(Data records)
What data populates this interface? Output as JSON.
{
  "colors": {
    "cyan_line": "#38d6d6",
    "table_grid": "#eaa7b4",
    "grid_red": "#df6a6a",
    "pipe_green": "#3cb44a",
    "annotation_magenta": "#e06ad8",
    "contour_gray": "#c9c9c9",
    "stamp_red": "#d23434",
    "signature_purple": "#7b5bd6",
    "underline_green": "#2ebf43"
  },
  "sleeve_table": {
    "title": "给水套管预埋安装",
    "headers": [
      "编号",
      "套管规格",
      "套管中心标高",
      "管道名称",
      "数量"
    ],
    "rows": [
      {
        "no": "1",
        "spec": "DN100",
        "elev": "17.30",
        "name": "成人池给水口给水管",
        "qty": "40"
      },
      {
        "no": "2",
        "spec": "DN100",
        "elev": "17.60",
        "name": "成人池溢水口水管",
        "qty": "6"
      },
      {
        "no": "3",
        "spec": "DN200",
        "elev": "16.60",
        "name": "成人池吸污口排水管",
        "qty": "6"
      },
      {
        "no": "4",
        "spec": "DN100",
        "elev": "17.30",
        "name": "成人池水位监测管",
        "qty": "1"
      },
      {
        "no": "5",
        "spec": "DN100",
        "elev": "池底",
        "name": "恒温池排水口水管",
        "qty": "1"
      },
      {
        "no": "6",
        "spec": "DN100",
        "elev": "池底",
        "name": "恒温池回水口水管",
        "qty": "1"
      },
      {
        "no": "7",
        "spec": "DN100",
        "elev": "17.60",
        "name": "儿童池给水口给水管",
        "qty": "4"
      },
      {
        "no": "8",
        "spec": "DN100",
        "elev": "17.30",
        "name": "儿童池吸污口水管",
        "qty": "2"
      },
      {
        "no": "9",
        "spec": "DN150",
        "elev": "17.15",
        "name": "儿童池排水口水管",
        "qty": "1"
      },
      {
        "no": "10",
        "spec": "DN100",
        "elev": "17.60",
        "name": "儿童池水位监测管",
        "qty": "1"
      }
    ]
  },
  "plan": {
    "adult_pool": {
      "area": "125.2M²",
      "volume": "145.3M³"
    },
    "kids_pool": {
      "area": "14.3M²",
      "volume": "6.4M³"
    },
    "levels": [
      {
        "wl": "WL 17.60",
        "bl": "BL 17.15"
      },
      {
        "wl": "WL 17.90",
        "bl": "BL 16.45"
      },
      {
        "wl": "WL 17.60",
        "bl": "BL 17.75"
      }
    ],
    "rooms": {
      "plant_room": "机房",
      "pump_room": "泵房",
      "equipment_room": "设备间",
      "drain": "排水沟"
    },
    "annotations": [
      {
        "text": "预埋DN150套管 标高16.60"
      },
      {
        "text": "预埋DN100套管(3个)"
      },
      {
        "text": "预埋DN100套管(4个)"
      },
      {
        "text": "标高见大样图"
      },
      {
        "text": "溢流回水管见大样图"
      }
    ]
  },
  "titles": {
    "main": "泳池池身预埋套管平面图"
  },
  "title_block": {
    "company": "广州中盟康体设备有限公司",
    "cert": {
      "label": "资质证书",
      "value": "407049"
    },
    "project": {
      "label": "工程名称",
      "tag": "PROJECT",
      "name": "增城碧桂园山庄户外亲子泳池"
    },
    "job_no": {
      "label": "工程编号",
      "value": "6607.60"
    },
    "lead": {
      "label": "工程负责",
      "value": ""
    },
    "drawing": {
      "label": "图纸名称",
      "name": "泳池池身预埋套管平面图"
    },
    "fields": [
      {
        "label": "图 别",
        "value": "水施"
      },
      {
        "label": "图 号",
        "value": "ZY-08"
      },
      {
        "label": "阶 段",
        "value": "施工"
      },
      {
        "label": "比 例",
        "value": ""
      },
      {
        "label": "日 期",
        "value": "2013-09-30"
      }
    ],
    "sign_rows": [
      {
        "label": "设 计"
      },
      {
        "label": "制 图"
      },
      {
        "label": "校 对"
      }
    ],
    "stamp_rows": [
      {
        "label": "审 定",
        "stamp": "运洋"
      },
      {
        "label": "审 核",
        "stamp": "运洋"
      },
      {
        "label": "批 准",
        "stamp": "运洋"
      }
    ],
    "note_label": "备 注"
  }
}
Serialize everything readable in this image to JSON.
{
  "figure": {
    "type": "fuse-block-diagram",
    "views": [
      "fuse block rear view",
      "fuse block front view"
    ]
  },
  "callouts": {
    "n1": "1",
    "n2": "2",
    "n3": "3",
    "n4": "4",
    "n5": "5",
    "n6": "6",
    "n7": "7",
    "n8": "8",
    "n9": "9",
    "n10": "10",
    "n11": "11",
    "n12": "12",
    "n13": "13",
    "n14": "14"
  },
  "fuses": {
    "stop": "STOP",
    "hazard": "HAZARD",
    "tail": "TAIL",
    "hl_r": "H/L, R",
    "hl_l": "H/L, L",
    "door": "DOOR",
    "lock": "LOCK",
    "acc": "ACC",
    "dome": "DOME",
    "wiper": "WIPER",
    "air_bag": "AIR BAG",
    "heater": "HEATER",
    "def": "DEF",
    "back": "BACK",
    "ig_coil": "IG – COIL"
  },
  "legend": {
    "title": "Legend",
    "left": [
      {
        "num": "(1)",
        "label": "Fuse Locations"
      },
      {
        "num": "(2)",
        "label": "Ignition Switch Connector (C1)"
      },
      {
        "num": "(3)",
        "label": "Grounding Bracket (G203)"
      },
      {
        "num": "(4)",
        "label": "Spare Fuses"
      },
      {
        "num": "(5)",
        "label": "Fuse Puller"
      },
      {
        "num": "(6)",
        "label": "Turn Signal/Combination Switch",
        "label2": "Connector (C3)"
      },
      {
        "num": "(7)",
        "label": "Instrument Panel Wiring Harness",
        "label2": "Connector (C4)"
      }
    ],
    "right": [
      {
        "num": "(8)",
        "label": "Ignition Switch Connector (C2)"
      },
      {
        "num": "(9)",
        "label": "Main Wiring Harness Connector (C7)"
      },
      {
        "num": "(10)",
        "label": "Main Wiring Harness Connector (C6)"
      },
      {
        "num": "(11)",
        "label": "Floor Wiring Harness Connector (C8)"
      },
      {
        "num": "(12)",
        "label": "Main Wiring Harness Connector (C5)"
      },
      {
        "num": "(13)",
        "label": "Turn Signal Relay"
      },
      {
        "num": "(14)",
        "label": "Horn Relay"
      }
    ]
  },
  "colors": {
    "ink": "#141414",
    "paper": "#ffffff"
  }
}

AIM ▸
Every entry in the listing must be retyped exactly.

THE REPLY ▸
What data populates this interface? Output as JSON.
{
  "colors": {
    "cyan_line": "#38d6d6",
    "table_grid": "#eaa7b4",
    "grid_red": "#df6a6a",
    "pipe_green": "#3cb44a",
    "annotation_magenta": "#e06ad8",
    "contour_gray": "#c9c9c9",
    "stamp_red": "#d23434",
    "signature_purple": "#7b5bd6",
    "underline_green": "#2ebf43"
  },
  "sleeve_table": {
    "title": "给水套管预埋安装",
    "headers": [
      "编号",
      "套管规格",
      "套管中心标高",
      "管道名称",
      "数量"
    ],
    "rows": [
      {
        "no": "1",
        "spec": "DN100",
        "elev": "17.30",
        "name": "成人池给水口给水管",
        "qty": "40"
      },
      {
        "no": "2",
        "spec": "DN100",
        "elev": "17.60",
        "name": "成人池溢水口水管",
        "qty": "6"
      },
      {
        "no": "3",
        "spec": "DN200",
        "elev": "16.60",
        "name": "成人池吸污口排水管",
        "qty": "6"
      },
      {
        "no": "4",
        "spec": "DN100",
        "elev": "17.30",
        "name": "成人池水位监测管",
        "qty": "1"
      },
      {
        "no": "5",
        "spec": "DN100",
        "elev": "池底",
        "name": "恒温池排水口水管",
        "qty": "1"
      },
      {
        "no": "6",
        "spec": "DN100",
        "elev": "池底",
        "name": "恒温池回水口水管",
        "qty": "1"
      },
      {
        "no": "7",
        "spec": "DN100",
        "elev": "17.60",
        "name": "儿童池给水口给水管",
        "qty": "4"
      },
      {
        "no": "8",
        "spec": "DN100",
        "elev": "17.30",
        "name": "儿童池吸污口水管",
        "qty": "2"
      },
      {
        "no": "9",
        "spec": "DN150",
        "elev": "17.15",
        "name": "儿童池排水口水管",
        "qty": "1"
      },
      {
        "no": "10",
        "spec": "DN100",
        "elev": "17.60",
        "name": "儿童池水位监测管",
        "qty": "1"
      }
    ]
  },
  "plan": {
    "adult_pool": {
      "area": "125.2M²",
      "volume": "145.3M³"
    },
    "kids_pool": {
      "area": "14.3M²",
      "volume": "6.4M³"
    },
    "levels": [
      {
        "wl": "WL 17.60",
        "bl": "BL 17.15"
      },
      {
        "wl": "WL 17.90",
        "bl": "BL 16.45"
      },
      {
        "wl": "WL 17.60",
        "bl": "BL 17.75"
      }
    ],
    "rooms": {
      "plant_room": "机房",
      "pump_room": "泵房",
      "equipment_room": "设备间",
      "drain": "排水沟"
    },
    "annotations": [
      {
        "text": "预埋DN150套管 标高16.60"
      },
      {
        "text": "预埋DN100套管(3个)"
      },
      {
        "text": "预埋DN100套管(4个)"
      },
      {
        "text": "标高见大样图"
      },
      {
        "text": "溢流回水管见大样图"
      }
    ]
  },
  "titles": {
    "main": "泳池池身预埋套管平面图"
  },
  "title_block": {
    "company": "广州中盟康体设备有限公司",
    "cert": {
      "label": "资质证书",
      "value": "407049"
    },
    "project": {
      "label": "工程名称",
      "tag": "PROJECT",
      "name": "增城碧桂园山庄户外亲子泳池"
    },
    "job_no": {
      "label": "工程编号",
      "value": "6607.60"
    },
    "lead": {
      "label": "工程负责",
      "value": ""
    },
    "drawing": {
      "label": "图纸名称",
      "name": "泳池池身预埋套管平面图"
    },
    "fields": [
      {
        "label": "图 别",
        "value": "水施"
      },
      {
        "label": "图 号",
        "value": "ZY-08"
      },
      {
        "label": "阶 段",
        "value": "施工"
      },
      {
        "label": "比 例",
        "value": ""
      },
      {
        "label": "日 期",
        "value": "2013-09-30"
      }
    ],
    "sign_rows": [
      {
        "label": "设 计"
      },
      {
        "label": "制 图"
      },
      {
        "label": "校 对"
      }
    ],
    "stamp_rows": [
      {
        "label": "审 定",
        "stamp": "运洋"
      },
      {
        "label": "审 核",
        "stamp": "运洋"
      },
      {
        "label": "批 准",
        "stamp": "运洋"
      }
    ],
    "note_label": "备 注"
  }
}
Serialize everything readable in this image to JSON.
{
  "figure": {
    "type": "fuse-block-diagram",
    "views": [
      "fuse block rear view",
      "fuse block front view"
    ]
  },
  "callouts": {
    "n1": "1",
    "n2": "2",
    "n3": "3",
    "n4": "4",
    "n5": "5",
    "n6": "6",
    "n7": "7",
    "n8": "8",
    "n9": "9",
    "n10": "10",
    "n11": "11",
    "n12": "12",
    "n13": "13",
    "n14": "14"
  },
  "fuses": {
    "stop": "STOP",
    "hazard": "HAZARD",
    "tail": "TAIL",
    "hl_r": "H/L, R",
    "hl_l": "H/L, L",
    "door": "DOOR",
    "lock": "LOCK",
    "acc": "ACC",
    "dome": "DOME",
    "wiper": "WIPER",
    "air_bag": "AIR BAG",
    "heater": "HEATER",
    "def": "DEF",
    "back": "BACK",
    "ig_coil": "IG – COIL"
  },
  "legend": {
    "title": "Legend",
    "left": [
      {
        "num": "(1)",
        "label": "Fuse Locations"
      },
      {
        "num": "(2)",
        "label": "Ignition Switch Connector (C1)"
      },
      {
        "num": "(3)",
        "label": "Grounding Bracket (G203)"
      },
      {
        "num": "(4)",
        "label": "Spare Fuses"
      },
      {
        "num": "(5)",
        "label": "Fuse Puller"
      },
      {
        "num": "(6)",
        "label": "Turn Signal/Combination Switch",
        "label2": "Connector (C3)"
      },
      {
        "num": "(7)",
        "label": "Instrument Panel Wiring Harness",
        "label2": "Connector (C4)"
      }
    ],
    "right": [
      {
        "num": "(8)",
        "label": "Ignition Switch Connector (C2)"
      },
      {
        "num": "(9)",
        "label": "Main Wiring Harness Connector (C7)"
      },
      {
        "num": "(10)",
        "label": "Main Wiring Harness Connector (C6)"
      },
      {
        "num": "(11)",
        "label": "Floor Wiring Harness Connector (C8)"
      },
      {
        "num": "(12)",
        "label": "Main Wiring Harness Connector (C5)"
      },
      {
        "num": "(13)",
        "label": "Turn Signal Relay"
      },
      {
        "num": "(14)",
        "label": "Horn Relay"
      }
    ]
  },
  "colors": {
    "ink": "#141414",
    "paper": "#ffffff"
  }
}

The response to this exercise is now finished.